Stated problem:
Pull out every line of the listing below where "Applications" appears.

Dataset excerpts:

****

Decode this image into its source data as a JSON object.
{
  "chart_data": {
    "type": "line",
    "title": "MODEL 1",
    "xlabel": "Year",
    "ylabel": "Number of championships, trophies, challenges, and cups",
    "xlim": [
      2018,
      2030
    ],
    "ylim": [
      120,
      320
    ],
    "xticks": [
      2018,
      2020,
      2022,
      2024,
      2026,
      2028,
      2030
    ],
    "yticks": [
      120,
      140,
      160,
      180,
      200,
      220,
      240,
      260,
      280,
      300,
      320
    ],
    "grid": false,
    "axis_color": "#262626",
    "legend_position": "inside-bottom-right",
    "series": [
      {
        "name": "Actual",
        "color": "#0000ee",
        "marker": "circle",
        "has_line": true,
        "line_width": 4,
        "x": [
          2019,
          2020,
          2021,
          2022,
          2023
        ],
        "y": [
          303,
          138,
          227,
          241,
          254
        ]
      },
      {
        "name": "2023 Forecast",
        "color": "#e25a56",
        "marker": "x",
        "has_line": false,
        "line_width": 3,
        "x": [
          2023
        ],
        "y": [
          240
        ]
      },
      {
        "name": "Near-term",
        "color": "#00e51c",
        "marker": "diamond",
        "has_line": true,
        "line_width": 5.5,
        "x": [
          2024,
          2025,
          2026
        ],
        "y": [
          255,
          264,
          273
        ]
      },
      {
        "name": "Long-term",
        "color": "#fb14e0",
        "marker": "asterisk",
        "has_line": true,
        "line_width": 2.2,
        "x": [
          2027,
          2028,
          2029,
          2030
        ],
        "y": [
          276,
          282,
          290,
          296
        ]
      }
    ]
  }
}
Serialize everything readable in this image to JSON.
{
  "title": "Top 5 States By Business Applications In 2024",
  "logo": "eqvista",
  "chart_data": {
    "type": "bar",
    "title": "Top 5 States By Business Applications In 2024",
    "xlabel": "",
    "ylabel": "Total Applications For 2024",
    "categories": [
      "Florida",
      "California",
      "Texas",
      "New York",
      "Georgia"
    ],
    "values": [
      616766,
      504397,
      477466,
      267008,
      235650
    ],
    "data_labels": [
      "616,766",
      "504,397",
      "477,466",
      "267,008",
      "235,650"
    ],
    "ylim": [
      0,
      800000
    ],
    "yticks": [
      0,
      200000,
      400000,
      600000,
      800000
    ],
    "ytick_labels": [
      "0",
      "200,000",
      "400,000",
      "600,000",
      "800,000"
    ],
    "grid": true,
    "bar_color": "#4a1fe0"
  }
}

****

Written answer:
  "title": "Top 5 States By Business Applications In 2024",
    "title": "Top 5 States By Business Applications In 2024",
    "ylabel": "Total Applications For 2024",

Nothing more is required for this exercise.